(Lines of data)
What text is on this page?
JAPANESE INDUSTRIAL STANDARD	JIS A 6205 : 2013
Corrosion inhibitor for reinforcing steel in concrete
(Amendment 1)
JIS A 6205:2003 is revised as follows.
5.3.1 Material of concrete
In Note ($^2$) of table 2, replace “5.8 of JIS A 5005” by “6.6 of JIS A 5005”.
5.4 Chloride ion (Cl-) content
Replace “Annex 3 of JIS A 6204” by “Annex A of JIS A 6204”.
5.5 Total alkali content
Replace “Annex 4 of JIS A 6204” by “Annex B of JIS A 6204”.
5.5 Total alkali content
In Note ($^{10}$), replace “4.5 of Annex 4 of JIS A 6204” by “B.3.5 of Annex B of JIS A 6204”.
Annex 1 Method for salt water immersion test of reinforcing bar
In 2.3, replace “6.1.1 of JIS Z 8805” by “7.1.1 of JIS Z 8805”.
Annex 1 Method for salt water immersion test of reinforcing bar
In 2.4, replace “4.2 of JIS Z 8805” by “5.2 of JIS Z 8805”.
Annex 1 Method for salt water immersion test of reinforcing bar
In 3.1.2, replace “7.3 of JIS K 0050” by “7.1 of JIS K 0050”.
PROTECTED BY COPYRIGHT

# Exercise instructions
Copy each line from the data above that includes "concrete".

# Answer to this exercise
Corrosion inhibitor for reinforcing steel in concrete
5.3.1 Material of concrete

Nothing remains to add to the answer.